* start *

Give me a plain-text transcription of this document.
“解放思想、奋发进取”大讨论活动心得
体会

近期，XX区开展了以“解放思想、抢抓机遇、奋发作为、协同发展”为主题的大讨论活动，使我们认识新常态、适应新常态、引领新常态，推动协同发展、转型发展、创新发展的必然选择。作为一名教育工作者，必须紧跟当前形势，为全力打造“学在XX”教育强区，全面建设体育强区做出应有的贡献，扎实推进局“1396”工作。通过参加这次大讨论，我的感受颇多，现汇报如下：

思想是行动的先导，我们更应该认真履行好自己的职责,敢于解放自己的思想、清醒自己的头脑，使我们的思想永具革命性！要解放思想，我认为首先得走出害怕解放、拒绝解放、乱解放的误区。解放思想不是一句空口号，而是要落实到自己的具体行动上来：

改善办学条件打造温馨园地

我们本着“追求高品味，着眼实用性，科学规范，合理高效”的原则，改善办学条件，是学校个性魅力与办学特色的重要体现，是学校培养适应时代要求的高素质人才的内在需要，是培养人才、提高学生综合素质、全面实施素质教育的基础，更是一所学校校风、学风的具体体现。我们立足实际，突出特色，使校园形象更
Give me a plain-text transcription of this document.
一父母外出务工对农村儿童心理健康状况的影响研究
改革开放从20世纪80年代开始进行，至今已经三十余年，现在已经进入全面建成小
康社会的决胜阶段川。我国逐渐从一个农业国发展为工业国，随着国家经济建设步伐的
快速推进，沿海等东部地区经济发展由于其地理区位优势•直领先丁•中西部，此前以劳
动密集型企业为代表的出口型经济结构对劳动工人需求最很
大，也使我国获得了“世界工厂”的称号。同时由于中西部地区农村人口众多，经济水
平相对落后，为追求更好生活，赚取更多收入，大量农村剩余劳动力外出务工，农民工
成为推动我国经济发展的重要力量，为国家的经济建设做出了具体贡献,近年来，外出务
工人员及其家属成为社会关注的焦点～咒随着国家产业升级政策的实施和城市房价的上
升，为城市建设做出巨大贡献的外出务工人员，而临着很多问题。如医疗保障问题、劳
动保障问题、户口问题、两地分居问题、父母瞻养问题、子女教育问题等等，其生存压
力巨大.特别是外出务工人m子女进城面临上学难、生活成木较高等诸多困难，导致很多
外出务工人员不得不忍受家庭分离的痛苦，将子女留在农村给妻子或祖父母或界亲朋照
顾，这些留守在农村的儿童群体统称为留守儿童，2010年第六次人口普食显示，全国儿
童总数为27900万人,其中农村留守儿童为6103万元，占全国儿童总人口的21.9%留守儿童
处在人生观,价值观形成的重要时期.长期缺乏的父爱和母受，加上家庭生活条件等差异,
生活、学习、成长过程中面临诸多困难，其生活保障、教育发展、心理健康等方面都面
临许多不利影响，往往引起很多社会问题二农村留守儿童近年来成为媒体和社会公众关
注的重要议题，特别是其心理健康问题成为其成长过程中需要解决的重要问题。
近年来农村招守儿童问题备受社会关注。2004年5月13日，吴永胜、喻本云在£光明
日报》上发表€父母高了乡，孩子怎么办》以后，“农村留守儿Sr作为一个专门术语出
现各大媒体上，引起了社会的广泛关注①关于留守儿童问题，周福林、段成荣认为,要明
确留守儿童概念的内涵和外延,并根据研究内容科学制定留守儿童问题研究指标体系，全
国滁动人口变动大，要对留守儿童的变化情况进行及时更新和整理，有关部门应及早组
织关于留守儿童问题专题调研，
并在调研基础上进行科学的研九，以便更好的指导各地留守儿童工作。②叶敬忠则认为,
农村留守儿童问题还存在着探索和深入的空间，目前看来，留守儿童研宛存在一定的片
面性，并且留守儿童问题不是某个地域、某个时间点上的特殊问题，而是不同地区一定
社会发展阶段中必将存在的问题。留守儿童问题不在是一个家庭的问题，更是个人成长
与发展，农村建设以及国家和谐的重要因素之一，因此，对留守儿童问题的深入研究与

* end *

What to work on
All of the data must be returned exactly.

The completed task
Give me a plain-text transcription of this document.
“解放思想、奋发进取”大讨论活动心得
体会

近期，XX区开展了以“解放思想、抢抓机遇、奋发作为、协同发展”为主题的大讨论活动，使我们认识新常态、适应新常态、引领新常态，推动协同发展、转型发展、创新发展的必然选择。作为一名教育工作者，必须紧跟当前形势，为全力打造“学在XX”教育强区，全面建设体育强区做出应有的贡献，扎实推进局“1396”工作。通过参加这次大讨论，我的感受颇多，现汇报如下：

思想是行动的先导，我们更应该认真履行好自己的职责,敢于解放自己的思想、清醒自己的头脑，使我们的思想永具革命性！要解放思想，我认为首先得走出害怕解放、拒绝解放、乱解放的误区。解放思想不是一句空口号，而是要落实到自己的具体行动上来：

改善办学条件打造温馨园地

我们本着“追求高品味，着眼实用性，科学规范，合理高效”的原则，改善办学条件，是学校个性魅力与办学特色的重要体现，是学校培养适应时代要求的高素质人才的内在需要，是培养人才、提高学生综合素质、全面实施素质教育的基础，更是一所学校校风、学风的具体体现。我们立足实际，突出特色，使校园形象更
Give me a plain-text transcription of this document.
一父母外出务工对农村儿童心理健康状况的影响研究
改革开放从20世纪80年代开始进行，至今已经三十余年，现在已经进入全面建成小
康社会的决胜阶段川。我国逐渐从一个农业国发展为工业国，随着国家经济建设步伐的
快速推进，沿海等东部地区经济发展由于其地理区位优势•直领先丁•中西部，此前以劳
动密集型企业为代表的出口型经济结构对劳动工人需求最很
大，也使我国获得了“世界工厂”的称号。同时由于中西部地区农村人口众多，经济水
平相对落后，为追求更好生活，赚取更多收入，大量农村剩余劳动力外出务工，农民工
成为推动我国经济发展的重要力量，为国家的经济建设做出了具体贡献,近年来，外出务
工人员及其家属成为社会关注的焦点～咒随着国家产业升级政策的实施和城市房价的上
升，为城市建设做出巨大贡献的外出务工人员，而临着很多问题。如医疗保障问题、劳
动保障问题、户口问题、两地分居问题、父母瞻养问题、子女教育问题等等，其生存压
力巨大.特别是外出务工人m子女进城面临上学难、生活成木较高等诸多困难，导致很多
外出务工人员不得不忍受家庭分离的痛苦，将子女留在农村给妻子或祖父母或界亲朋照
顾，这些留守在农村的儿童群体统称为留守儿童，2010年第六次人口普食显示，全国儿
童总数为27900万人,其中农村留守儿童为6103万元，占全国儿童总人口的21.9%留守儿童
处在人生观,价值观形成的重要时期.长期缺乏的父爱和母受，加上家庭生活条件等差异,
生活、学习、成长过程中面临诸多困难，其生活保障、教育发展、心理健康等方面都面
临许多不利影响，往往引起很多社会问题二农村留守儿童近年来成为媒体和社会公众关
注的重要议题，特别是其心理健康问题成为其成长过程中需要解决的重要问题。
近年来农村招守儿童问题备受社会关注。2004年5月13日，吴永胜、喻本云在£光明
日报》上发表€父母高了乡，孩子怎么办》以后，“农村留守儿Sr作为一个专门术语出
现各大媒体上，引起了社会的广泛关注①关于留守儿童问题，周福林、段成荣认为,要明
确留守儿童概念的内涵和外延,并根据研究内容科学制定留守儿童问题研究指标体系，全
国滁动人口变动大，要对留守儿童的变化情况进行及时更新和整理，有关部门应及早组
织关于留守儿童问题专题调研，
并在调研基础上进行科学的研九，以便更好的指导各地留守儿童工作。②叶敬忠则认为,
农村留守儿童问题还存在着探索和深入的空间，目前看来，留守儿童研宛存在一定的片
面性，并且留守儿童问题不是某个地域、某个时间点上的特殊问题，而是不同地区一定
社会发展阶段中必将存在的问题。留守儿童问题不在是一个家庭的问题，更是个人成长
与发展，农村建设以及国家和谐的重要因素之一，因此，对留守儿童问题的深入研究与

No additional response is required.